Copy out, from the entries below, each line holding the string "border".

-- Start Provided records --

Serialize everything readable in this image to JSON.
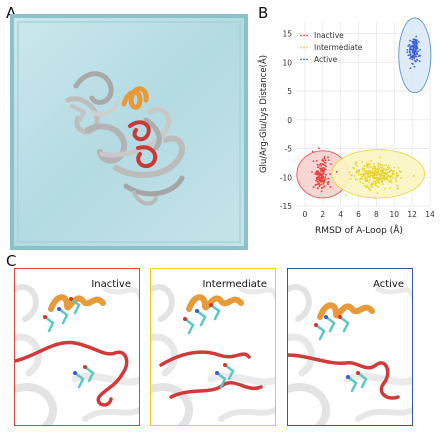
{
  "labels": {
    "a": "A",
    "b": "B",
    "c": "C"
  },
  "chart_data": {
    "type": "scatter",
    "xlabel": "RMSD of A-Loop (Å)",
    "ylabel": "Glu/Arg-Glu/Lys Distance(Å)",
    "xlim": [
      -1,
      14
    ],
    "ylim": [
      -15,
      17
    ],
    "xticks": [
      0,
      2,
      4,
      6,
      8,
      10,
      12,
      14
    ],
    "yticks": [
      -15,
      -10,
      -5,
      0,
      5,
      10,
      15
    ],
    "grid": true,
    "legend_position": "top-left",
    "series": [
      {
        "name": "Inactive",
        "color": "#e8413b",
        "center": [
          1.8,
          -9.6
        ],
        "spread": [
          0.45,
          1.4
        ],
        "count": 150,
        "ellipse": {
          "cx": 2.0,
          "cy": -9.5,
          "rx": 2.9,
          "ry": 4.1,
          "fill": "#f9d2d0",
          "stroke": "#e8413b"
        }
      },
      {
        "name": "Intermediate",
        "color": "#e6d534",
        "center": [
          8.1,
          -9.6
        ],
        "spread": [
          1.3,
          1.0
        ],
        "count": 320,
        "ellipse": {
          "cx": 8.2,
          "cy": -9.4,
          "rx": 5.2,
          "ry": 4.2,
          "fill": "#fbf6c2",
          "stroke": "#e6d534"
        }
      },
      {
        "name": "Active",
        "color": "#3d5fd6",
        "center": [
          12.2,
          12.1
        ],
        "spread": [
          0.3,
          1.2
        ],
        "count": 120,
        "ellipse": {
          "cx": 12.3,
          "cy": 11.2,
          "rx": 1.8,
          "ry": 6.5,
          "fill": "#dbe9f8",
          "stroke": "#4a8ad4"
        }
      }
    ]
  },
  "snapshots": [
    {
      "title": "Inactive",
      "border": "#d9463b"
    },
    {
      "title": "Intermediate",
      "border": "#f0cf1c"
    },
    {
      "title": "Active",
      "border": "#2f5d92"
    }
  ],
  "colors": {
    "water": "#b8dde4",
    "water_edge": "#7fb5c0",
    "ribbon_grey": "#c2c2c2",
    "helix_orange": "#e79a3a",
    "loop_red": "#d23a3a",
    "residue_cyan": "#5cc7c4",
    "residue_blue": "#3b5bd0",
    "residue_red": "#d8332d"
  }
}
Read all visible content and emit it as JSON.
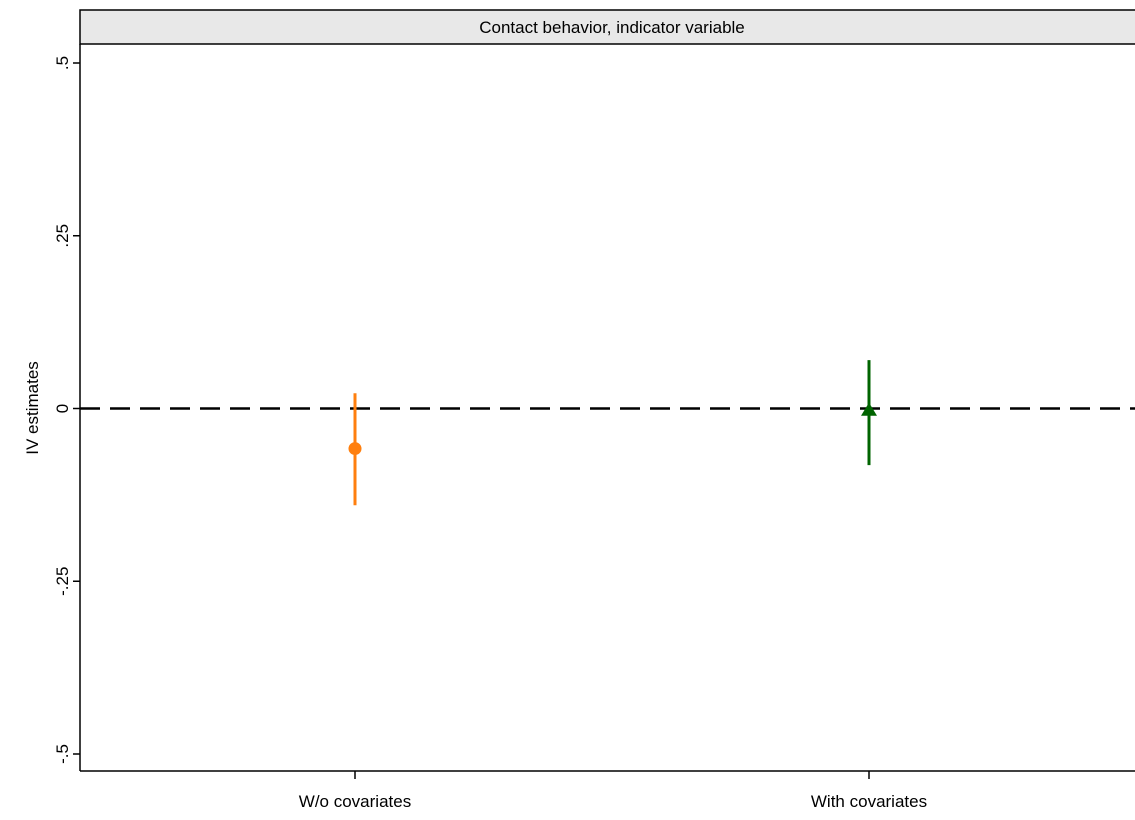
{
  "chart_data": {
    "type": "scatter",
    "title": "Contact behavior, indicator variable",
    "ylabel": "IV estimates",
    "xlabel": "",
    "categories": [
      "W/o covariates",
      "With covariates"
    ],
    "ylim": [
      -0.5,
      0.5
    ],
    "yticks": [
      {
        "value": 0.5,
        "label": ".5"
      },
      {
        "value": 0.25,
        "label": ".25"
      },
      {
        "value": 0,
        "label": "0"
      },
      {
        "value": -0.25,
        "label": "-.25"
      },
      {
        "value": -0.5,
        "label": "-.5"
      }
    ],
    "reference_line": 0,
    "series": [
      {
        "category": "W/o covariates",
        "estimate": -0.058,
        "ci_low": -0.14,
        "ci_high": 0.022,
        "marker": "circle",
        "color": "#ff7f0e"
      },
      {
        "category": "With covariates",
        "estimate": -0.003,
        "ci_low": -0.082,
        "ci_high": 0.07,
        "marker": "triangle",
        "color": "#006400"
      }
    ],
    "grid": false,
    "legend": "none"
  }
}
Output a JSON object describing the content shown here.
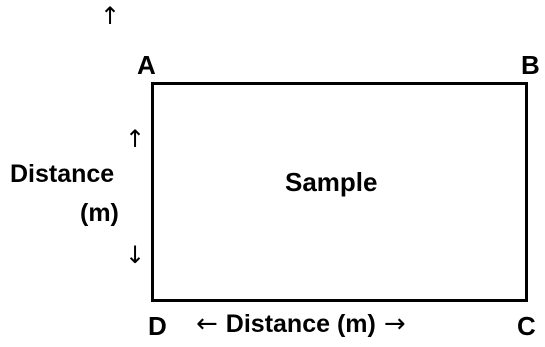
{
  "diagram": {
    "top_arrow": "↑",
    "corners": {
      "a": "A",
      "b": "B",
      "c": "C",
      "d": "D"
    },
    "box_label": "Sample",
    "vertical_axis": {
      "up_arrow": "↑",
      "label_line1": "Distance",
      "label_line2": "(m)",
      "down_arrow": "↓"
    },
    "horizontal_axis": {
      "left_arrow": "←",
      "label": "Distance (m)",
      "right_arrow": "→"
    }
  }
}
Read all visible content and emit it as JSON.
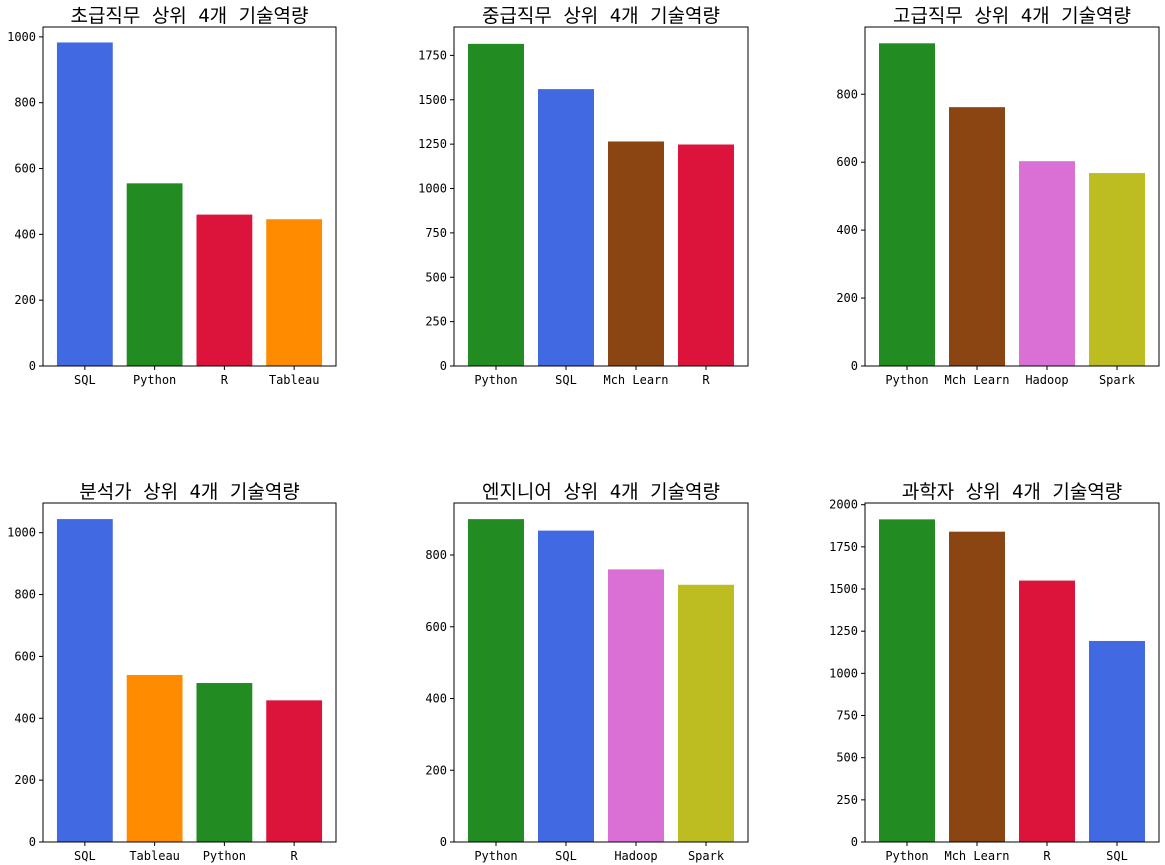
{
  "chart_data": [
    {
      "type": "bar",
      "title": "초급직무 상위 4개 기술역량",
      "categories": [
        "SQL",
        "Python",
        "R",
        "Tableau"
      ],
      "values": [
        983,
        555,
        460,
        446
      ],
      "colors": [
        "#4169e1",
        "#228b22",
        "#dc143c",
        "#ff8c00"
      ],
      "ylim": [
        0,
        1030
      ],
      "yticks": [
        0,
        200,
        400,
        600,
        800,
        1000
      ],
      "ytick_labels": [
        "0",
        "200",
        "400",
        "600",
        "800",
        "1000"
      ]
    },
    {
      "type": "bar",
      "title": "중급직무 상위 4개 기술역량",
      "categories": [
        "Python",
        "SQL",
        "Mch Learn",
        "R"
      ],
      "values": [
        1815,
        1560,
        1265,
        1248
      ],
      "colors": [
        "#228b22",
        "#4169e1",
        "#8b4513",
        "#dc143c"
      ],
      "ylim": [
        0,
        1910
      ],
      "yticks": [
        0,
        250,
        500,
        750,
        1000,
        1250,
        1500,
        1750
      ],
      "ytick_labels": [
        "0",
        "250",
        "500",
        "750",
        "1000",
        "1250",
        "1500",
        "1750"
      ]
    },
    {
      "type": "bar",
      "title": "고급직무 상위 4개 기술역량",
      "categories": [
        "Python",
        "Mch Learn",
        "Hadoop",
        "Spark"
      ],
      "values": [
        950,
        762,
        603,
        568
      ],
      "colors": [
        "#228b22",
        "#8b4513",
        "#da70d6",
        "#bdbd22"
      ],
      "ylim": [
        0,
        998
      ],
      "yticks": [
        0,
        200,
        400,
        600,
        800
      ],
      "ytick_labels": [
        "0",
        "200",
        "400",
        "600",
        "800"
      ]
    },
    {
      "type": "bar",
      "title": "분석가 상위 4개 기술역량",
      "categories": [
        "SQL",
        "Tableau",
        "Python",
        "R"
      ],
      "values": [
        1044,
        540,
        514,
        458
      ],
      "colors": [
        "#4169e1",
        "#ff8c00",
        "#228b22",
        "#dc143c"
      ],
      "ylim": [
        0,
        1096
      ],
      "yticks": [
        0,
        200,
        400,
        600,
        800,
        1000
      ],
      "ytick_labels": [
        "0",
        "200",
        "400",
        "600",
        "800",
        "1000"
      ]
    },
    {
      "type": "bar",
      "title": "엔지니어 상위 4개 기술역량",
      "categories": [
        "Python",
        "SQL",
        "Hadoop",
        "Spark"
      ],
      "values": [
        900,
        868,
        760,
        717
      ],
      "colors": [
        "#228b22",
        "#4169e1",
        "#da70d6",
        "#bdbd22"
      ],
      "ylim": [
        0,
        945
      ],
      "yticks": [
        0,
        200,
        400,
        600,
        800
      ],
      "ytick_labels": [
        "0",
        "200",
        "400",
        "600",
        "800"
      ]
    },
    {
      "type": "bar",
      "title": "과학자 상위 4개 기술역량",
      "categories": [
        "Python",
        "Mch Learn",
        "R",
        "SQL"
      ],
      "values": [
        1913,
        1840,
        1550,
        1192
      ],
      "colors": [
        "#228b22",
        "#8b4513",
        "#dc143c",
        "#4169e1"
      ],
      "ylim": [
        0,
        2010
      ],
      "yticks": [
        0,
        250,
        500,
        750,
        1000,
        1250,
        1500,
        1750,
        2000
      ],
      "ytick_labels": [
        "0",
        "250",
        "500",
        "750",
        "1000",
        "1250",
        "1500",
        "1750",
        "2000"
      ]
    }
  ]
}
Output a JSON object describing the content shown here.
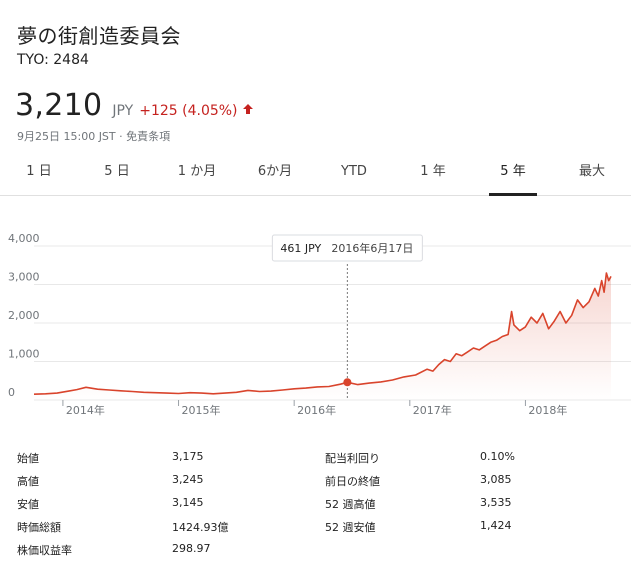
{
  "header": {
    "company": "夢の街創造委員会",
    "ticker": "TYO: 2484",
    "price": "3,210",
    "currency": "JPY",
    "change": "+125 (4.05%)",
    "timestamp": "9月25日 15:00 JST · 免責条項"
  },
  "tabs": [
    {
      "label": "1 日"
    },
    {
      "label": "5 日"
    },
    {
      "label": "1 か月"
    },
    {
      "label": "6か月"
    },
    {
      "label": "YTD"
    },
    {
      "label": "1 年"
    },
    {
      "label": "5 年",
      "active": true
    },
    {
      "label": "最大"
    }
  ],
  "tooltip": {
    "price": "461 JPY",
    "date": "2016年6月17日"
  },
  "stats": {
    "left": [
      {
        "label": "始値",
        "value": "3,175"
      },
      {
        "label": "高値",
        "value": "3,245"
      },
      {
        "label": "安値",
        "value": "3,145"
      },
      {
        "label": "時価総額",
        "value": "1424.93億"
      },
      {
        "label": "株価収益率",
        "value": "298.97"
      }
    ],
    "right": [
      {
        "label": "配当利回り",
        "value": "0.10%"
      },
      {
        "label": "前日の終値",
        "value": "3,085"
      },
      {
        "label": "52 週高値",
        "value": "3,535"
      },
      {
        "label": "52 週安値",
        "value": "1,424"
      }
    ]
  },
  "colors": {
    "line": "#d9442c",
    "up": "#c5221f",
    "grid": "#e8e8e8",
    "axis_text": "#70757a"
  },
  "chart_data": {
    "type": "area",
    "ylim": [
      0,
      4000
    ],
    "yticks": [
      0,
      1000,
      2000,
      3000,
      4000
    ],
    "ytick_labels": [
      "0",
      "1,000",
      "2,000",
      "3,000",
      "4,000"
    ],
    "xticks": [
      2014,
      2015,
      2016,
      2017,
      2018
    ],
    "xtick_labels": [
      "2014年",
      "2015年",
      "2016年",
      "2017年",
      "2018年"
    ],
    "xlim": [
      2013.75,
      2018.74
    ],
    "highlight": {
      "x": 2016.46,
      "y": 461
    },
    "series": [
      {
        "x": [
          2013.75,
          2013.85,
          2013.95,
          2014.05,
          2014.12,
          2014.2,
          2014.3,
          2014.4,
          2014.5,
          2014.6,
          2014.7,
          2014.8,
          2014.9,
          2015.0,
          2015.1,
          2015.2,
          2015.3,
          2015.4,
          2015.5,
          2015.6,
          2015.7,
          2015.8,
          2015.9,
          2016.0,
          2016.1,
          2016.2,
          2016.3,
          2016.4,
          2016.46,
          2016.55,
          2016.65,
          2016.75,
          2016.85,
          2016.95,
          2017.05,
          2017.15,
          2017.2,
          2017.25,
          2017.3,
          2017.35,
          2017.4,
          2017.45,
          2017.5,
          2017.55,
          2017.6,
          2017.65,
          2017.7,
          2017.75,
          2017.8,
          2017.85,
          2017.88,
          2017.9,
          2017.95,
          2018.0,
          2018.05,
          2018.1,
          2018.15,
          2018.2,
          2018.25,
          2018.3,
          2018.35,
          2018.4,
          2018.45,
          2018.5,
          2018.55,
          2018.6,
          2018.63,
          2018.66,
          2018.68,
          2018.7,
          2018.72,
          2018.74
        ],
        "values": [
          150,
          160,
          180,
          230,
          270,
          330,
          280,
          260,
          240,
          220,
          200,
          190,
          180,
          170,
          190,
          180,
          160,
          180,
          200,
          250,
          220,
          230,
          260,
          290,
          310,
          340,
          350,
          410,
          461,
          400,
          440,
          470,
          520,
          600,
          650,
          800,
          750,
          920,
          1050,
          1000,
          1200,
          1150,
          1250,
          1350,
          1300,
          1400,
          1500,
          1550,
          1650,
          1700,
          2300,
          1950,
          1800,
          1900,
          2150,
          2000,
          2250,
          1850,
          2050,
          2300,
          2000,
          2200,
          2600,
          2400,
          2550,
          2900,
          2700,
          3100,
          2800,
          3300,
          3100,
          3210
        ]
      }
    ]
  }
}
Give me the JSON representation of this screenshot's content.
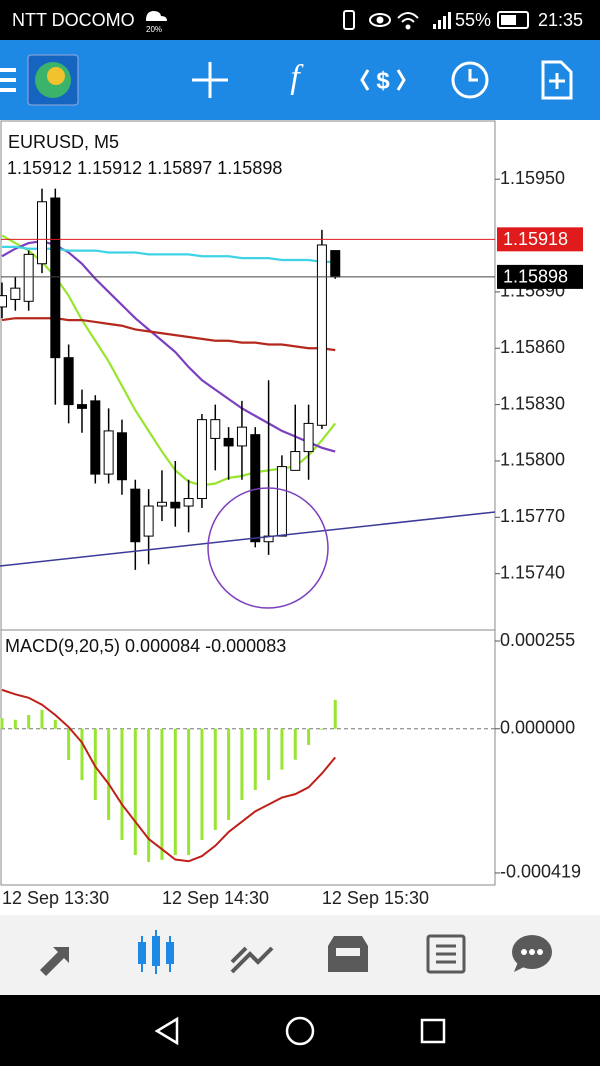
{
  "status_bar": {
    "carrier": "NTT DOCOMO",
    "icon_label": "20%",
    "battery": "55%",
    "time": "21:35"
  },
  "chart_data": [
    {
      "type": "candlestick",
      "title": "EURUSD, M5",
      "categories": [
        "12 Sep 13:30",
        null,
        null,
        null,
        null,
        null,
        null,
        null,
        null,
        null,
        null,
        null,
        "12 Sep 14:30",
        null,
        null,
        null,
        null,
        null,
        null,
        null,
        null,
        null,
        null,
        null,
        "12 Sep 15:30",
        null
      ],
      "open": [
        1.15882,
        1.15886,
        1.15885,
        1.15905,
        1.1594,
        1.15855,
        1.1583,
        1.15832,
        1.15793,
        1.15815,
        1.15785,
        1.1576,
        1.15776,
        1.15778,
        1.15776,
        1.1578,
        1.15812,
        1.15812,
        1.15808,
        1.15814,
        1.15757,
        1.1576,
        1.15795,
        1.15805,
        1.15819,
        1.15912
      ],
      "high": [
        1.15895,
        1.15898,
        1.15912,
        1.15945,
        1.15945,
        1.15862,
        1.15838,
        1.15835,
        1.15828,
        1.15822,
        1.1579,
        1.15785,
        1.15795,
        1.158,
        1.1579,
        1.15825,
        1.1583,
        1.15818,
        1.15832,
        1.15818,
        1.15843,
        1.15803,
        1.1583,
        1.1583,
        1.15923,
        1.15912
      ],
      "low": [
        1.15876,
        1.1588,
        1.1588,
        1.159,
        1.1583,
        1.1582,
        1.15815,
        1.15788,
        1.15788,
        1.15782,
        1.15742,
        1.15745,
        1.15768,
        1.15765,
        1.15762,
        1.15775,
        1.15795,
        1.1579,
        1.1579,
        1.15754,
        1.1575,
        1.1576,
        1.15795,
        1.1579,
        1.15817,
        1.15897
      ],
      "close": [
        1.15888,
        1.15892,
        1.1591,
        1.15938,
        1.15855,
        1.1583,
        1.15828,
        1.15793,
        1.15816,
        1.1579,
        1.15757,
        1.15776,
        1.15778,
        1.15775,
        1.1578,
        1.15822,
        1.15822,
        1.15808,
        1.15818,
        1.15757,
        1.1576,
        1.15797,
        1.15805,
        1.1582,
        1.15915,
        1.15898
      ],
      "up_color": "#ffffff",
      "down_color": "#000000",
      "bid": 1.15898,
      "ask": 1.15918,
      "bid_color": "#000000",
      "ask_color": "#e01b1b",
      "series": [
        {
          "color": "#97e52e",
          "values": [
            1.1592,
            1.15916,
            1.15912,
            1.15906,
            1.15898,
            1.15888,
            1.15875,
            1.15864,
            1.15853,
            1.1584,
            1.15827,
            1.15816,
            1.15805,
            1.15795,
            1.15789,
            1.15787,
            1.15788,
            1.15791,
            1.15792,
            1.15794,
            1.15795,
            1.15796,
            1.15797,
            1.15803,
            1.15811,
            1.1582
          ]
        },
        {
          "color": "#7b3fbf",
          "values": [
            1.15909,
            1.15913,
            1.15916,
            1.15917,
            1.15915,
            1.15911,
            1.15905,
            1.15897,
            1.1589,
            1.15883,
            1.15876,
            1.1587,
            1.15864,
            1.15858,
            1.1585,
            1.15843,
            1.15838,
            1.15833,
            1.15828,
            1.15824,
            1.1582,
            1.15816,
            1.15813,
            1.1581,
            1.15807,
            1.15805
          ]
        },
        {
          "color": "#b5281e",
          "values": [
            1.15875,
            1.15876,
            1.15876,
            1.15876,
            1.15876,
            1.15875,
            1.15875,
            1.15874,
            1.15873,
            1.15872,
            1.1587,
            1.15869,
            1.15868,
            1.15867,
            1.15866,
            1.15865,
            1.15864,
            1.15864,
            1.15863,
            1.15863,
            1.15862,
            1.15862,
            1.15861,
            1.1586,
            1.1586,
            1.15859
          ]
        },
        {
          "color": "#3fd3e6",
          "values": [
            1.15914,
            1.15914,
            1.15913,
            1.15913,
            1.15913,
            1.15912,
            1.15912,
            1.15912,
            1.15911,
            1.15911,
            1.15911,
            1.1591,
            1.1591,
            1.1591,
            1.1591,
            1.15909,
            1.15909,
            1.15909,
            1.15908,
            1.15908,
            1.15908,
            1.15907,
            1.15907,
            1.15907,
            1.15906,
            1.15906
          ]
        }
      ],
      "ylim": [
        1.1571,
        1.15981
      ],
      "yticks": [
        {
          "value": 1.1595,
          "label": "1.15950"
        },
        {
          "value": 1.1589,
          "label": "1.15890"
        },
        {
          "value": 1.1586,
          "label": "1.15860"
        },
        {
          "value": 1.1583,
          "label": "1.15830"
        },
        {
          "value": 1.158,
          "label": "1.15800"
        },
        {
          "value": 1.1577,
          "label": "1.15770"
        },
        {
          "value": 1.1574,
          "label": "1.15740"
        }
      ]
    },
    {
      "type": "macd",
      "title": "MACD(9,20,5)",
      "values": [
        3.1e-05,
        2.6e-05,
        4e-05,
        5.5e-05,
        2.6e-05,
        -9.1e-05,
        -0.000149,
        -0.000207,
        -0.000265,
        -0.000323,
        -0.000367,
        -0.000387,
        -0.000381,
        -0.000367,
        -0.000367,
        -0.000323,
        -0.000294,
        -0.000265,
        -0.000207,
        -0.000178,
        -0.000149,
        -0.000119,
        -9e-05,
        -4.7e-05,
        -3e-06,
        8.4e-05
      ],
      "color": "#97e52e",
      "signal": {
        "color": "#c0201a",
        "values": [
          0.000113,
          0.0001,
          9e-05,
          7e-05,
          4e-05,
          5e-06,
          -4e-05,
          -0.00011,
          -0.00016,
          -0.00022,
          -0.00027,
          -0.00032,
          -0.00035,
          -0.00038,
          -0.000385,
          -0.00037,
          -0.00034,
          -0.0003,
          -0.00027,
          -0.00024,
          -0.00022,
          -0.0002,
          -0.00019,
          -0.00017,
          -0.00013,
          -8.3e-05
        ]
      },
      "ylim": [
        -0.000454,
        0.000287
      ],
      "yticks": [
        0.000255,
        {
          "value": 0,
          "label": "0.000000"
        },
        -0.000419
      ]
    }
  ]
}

-- End Provided records --

• Correct result
      "border": "#d9463b"
      "border": "#f0cf1c"
      "border": "#2f5d92"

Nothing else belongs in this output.